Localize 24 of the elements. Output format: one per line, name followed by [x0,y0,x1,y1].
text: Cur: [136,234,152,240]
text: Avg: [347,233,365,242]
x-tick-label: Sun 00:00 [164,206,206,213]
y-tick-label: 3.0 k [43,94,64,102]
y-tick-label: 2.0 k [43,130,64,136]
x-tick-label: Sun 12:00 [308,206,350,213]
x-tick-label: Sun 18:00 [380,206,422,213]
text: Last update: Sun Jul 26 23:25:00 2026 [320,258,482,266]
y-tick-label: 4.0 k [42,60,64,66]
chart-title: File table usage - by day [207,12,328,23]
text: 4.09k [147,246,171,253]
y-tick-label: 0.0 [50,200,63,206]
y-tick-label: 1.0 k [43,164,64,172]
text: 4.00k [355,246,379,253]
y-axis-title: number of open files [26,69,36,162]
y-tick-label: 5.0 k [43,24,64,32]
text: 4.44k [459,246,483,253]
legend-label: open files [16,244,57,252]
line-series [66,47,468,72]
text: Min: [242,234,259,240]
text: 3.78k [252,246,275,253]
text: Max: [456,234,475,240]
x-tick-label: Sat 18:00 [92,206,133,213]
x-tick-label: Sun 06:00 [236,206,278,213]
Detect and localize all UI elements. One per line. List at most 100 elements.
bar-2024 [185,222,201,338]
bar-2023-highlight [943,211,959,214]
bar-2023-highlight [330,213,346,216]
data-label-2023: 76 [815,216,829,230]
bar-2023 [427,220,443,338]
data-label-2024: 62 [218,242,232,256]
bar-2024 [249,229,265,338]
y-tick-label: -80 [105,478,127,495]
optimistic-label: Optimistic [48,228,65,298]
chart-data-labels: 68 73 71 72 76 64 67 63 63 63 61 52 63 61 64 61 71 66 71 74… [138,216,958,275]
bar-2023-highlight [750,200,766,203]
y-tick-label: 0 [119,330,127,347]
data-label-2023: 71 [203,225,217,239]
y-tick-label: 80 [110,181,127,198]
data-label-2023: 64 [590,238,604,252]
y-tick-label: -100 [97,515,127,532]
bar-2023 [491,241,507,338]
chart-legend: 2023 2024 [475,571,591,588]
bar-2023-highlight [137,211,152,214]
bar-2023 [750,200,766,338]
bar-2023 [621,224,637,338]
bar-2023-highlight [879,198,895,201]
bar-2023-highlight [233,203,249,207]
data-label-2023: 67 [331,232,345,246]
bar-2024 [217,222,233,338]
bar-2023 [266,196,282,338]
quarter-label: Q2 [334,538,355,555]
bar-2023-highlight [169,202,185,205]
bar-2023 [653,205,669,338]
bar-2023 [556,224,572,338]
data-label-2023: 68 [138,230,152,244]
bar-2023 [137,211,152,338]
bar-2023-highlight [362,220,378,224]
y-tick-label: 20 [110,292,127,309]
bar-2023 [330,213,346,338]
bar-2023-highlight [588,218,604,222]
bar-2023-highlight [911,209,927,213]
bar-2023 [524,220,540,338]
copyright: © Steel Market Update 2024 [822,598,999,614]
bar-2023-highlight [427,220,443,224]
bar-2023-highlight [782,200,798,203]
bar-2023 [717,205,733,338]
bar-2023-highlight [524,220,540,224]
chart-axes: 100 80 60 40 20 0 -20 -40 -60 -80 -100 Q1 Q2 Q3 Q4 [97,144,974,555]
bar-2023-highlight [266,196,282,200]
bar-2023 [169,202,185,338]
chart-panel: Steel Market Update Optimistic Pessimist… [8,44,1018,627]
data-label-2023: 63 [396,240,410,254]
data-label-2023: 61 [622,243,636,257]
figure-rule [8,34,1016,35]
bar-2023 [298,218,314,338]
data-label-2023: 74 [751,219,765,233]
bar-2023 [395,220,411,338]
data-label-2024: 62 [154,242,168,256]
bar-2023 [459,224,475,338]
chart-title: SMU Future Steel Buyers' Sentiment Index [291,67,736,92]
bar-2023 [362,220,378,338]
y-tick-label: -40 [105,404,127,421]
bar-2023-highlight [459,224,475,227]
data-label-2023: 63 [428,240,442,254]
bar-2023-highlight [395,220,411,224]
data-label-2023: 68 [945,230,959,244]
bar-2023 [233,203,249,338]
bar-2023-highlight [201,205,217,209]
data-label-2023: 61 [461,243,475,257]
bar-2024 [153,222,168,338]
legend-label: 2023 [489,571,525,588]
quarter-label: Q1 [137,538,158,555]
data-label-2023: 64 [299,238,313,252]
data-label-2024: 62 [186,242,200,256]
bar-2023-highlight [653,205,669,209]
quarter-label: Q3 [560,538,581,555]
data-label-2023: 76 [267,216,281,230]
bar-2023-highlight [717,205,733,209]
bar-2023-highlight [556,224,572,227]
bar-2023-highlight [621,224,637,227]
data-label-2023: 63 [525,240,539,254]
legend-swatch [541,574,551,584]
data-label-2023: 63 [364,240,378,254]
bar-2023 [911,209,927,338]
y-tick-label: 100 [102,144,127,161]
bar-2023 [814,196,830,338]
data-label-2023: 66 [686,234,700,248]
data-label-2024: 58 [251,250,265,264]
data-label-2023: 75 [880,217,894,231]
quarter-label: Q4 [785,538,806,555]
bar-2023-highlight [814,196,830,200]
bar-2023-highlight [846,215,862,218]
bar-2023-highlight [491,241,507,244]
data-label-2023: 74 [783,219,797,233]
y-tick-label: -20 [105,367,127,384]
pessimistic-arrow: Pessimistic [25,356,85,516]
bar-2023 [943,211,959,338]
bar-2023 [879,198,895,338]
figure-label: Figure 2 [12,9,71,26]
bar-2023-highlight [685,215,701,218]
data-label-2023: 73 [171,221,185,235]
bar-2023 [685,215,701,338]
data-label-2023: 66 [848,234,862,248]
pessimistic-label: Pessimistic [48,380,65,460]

━━━━━━━━

EXERCISE REQUIREMENTS :: Quote the lines above word for word.

RESPONSE ::
Localize 24 of the elements. Output format: one per line, name followed by [x0,y0,x1,y1].
text: Cur: [136,234,152,240]
text: Avg: [347,233,365,242]
x-tick-label: Sun 00:00 [164,206,206,213]
y-tick-label: 3.0 k [43,94,64,102]
y-tick-label: 2.0 k [43,130,64,136]
x-tick-label: Sun 12:00 [308,206,350,213]
x-tick-label: Sun 18:00 [380,206,422,213]
text: Last update: Sun Jul 26 23:25:00 2026 [320,258,482,266]
y-tick-label: 4.0 k [42,60,64,66]
chart-title: File table usage - by day [207,12,328,23]
text: 4.09k [147,246,171,253]
y-tick-label: 0.0 [50,200,63,206]
y-tick-label: 1.0 k [43,164,64,172]
text: 4.00k [355,246,379,253]
y-axis-title: number of open files [26,69,36,162]
y-tick-label: 5.0 k [43,24,64,32]
text: 4.44k [459,246,483,253]
legend-label: open files [16,244,57,252]
line-series [66,47,468,72]
text: Min: [242,234,259,240]
text: 3.78k [252,246,275,253]
text: Max: [456,234,475,240]
x-tick-label: Sat 18:00 [92,206,133,213]
x-tick-label: Sun 06:00 [236,206,278,213]
Detect and localize all UI elements. One per line. List at most 100 elements.
bar-2024 [185,222,201,338]
bar-2023-highlight [943,211,959,214]
bar-2023-highlight [330,213,346,216]
data-label-2023: 76 [815,216,829,230]
bar-2023 [427,220,443,338]
data-label-2024: 62 [218,242,232,256]
bar-2024 [249,229,265,338]
y-tick-label: -80 [105,478,127,495]
optimistic-label: Optimistic [48,228,65,298]
chart-data-labels: 68 73 71 72 76 64 67 63 63 63 61 52 63 61 64 61 71 66 71 74… [138,216,958,275]
bar-2023-highlight [750,200,766,203]
y-tick-label: 0 [119,330,127,347]
data-label-2023: 71 [203,225,217,239]
y-tick-label: 80 [110,181,127,198]
data-label-2023: 64 [590,238,604,252]
y-tick-label: -100 [97,515,127,532]
bar-2023 [491,241,507,338]
chart-legend: 2023 2024 [475,571,591,588]
bar-2023-highlight [137,211,152,214]
bar-2023 [750,200,766,338]
bar-2023 [621,224,637,338]
bar-2023-highlight [879,198,895,201]
bar-2023-highlight [233,203,249,207]
data-label-2023: 67 [331,232,345,246]
bar-2024 [217,222,233,338]
bar-2023 [266,196,282,338]
quarter-label: Q2 [334,538,355,555]
bar-2023-highlight [169,202,185,205]
bar-2023 [653,205,669,338]
bar-2023 [556,224,572,338]
data-label-2023: 68 [138,230,152,244]
bar-2023 [137,211,152,338]
bar-2023-highlight [362,220,378,224]
y-tick-label: 20 [110,292,127,309]
bar-2023 [330,213,346,338]
bar-2023-highlight [588,218,604,222]
bar-2023-highlight [911,209,927,213]
bar-2023 [524,220,540,338]
copyright: © Steel Market Update 2024 [822,598,999,614]
bar-2023-highlight [427,220,443,224]
bar-2023-highlight [782,200,798,203]
bar-2023 [717,205,733,338]
bar-2023-highlight [524,220,540,224]
chart-axes: 100 80 60 40 20 0 -20 -40 -60 -80 -100 Q1 Q2 Q3 Q4 [97,144,974,555]
bar-2023-highlight [266,196,282,200]
bar-2023 [169,202,185,338]
chart-panel: Steel Market Update Optimistic Pessimist… [8,44,1018,627]
data-label-2023: 63 [396,240,410,254]
data-label-2023: 61 [622,243,636,257]
figure-rule [8,34,1016,35]
bar-2023 [298,218,314,338]
data-label-2023: 74 [751,219,765,233]
bar-2023 [395,220,411,338]
data-label-2024: 62 [154,242,168,256]
bar-2023 [459,224,475,338]
chart-title: SMU Future Steel Buyers' Sentiment Index [291,67,736,92]
bar-2023 [362,220,378,338]
y-tick-label: -40 [105,404,127,421]
bar-2023-highlight [459,224,475,227]
data-label-2023: 63 [428,240,442,254]
bar-2023-highlight [395,220,411,224]
data-label-2023: 68 [945,230,959,244]
bar-2023 [233,203,249,338]
bar-2023-highlight [201,205,217,209]
data-label-2023: 61 [461,243,475,257]
bar-2024 [153,222,168,338]
legend-label: 2023 [489,571,525,588]
quarter-label: Q1 [137,538,158,555]
data-label-2023: 64 [299,238,313,252]
data-label-2024: 62 [186,242,200,256]
bar-2023-highlight [653,205,669,209]
quarter-label: Q3 [560,538,581,555]
data-label-2023: 76 [267,216,281,230]
bar-2023-highlight [717,205,733,209]
bar-2023-highlight [556,224,572,227]
bar-2023-highlight [621,224,637,227]
data-label-2023: 63 [525,240,539,254]
legend-swatch [541,574,551,584]
data-label-2023: 63 [364,240,378,254]
bar-2023 [911,209,927,338]
y-tick-label: 100 [102,144,127,161]
bar-2023 [814,196,830,338]
data-label-2023: 66 [686,234,700,248]
data-label-2024: 58 [251,250,265,264]
data-label-2023: 75 [880,217,894,231]
quarter-label: Q4 [785,538,806,555]
bar-2023-highlight [814,196,830,200]
bar-2023-highlight [846,215,862,218]
bar-2023-highlight [491,241,507,244]
data-label-2023: 74 [783,219,797,233]
y-tick-label: -20 [105,367,127,384]
pessimistic-arrow: Pessimistic [25,356,85,516]
bar-2023 [943,211,959,338]
bar-2023 [879,198,895,338]
figure-label: Figure 2 [12,9,71,26]
bar-2023-highlight [685,215,701,218]
data-label-2023: 73 [171,221,185,235]
bar-2023 [685,215,701,338]
data-label-2023: 66 [848,234,862,248]
pessimistic-label: Pessimistic [48,380,65,460]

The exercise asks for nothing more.